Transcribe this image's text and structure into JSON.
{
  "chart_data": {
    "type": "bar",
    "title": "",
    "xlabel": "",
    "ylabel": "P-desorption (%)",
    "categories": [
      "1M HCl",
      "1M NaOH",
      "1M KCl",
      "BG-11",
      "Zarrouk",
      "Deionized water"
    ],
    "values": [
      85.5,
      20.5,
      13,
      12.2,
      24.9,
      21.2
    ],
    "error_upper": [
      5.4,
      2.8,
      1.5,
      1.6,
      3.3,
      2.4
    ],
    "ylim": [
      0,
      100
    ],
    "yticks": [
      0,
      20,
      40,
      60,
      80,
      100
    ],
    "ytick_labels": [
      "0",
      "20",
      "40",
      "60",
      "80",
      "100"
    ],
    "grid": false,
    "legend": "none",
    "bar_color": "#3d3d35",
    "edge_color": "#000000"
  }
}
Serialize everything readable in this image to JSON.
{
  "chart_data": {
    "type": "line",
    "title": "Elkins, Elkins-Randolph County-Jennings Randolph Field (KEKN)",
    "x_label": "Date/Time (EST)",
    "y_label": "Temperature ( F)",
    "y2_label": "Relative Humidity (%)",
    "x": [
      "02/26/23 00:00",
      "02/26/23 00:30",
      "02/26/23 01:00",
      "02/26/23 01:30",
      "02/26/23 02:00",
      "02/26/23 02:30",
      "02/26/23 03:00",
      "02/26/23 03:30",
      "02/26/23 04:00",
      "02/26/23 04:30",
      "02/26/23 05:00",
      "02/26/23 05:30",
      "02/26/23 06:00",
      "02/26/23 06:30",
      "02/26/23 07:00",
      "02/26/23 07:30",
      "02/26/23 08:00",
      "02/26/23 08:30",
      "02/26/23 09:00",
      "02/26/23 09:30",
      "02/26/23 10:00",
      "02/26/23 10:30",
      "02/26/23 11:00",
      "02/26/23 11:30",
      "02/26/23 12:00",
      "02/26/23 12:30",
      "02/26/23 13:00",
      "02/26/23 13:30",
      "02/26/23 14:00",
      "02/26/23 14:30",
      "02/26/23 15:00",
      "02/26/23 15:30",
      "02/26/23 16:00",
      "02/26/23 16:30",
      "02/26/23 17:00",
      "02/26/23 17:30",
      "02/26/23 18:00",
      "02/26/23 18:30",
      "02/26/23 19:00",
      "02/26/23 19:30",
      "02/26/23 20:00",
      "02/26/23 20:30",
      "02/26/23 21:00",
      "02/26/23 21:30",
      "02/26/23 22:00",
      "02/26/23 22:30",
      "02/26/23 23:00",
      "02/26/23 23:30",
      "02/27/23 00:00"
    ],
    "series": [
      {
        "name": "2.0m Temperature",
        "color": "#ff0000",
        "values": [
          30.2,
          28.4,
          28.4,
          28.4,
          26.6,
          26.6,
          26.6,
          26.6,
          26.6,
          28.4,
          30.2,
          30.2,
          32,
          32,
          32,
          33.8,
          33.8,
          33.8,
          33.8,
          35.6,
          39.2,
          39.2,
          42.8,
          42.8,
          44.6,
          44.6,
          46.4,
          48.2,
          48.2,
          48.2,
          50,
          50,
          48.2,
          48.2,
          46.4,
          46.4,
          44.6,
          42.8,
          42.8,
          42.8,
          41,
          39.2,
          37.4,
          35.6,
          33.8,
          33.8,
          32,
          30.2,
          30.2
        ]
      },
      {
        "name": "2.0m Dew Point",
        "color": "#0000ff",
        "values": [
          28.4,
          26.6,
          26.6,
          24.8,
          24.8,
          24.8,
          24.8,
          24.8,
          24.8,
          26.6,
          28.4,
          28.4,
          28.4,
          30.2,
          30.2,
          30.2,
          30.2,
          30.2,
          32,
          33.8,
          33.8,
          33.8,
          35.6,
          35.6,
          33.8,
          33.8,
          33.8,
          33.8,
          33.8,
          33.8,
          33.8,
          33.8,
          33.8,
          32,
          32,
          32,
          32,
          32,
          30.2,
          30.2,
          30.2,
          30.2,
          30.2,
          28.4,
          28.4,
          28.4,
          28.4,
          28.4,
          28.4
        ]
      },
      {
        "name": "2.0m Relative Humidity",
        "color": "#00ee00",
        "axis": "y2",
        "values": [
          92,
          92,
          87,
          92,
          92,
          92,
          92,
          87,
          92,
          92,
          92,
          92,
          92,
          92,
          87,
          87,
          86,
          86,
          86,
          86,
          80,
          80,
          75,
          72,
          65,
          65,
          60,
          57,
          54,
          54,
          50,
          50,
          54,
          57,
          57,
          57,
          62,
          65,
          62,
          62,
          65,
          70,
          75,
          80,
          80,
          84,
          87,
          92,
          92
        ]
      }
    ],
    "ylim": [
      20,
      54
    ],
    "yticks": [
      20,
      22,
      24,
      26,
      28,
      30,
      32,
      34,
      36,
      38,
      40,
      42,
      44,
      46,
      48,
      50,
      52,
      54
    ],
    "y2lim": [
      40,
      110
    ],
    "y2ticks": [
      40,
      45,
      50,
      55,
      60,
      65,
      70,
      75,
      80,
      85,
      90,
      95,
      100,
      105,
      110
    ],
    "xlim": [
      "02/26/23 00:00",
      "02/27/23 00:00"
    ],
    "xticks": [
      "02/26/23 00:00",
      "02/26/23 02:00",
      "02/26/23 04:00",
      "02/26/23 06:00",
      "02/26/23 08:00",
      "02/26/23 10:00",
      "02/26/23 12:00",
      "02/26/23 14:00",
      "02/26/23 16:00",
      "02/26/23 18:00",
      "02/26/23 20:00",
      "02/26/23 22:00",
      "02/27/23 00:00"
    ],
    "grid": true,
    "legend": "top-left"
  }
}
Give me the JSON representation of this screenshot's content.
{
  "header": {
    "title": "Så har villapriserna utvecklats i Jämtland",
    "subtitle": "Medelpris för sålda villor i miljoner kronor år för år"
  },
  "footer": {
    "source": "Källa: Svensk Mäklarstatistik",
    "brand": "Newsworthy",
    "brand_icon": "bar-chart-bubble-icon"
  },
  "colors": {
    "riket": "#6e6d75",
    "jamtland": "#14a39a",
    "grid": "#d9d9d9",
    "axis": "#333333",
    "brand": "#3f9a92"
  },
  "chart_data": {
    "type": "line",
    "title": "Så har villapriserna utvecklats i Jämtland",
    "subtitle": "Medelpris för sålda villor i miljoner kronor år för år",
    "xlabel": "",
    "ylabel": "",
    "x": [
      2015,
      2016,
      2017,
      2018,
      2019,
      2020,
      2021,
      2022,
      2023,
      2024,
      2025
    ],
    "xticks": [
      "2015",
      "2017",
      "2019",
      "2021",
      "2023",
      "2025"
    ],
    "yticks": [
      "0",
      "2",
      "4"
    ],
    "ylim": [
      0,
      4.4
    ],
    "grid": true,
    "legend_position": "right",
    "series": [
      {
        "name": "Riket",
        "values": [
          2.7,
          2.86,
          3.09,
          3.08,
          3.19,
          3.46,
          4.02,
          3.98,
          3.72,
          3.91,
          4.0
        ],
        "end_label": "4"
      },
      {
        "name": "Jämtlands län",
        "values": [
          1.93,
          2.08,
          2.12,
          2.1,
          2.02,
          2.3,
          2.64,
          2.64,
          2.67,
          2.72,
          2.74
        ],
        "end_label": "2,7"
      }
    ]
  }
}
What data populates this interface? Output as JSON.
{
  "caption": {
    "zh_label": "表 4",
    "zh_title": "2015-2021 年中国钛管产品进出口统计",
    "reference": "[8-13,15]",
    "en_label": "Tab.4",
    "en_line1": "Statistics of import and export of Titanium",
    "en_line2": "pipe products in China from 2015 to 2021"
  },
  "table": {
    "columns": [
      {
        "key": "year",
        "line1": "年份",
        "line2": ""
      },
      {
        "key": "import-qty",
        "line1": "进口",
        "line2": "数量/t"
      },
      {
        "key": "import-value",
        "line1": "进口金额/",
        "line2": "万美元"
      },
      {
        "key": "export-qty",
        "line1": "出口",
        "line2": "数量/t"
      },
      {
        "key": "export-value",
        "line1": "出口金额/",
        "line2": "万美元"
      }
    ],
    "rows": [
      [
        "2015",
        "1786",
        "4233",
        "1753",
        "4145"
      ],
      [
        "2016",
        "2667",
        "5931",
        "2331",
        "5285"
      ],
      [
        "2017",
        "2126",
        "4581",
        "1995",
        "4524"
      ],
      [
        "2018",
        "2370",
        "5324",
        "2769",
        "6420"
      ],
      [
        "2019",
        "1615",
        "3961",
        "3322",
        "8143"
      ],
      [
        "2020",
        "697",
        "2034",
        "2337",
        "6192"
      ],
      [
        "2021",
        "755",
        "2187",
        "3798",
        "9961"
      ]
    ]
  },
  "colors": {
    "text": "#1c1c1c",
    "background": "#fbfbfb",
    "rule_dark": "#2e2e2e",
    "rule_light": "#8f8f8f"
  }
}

☆ ☆ ☆ ☆ ☆

WHAT THE TASK ASKS » Copy each line of the records containing the string "grid".

SOLUTION TO THIS TASK »
    "grid": false,
    "grid": true,
    "grid": "#d9d9d9",
    "grid": true,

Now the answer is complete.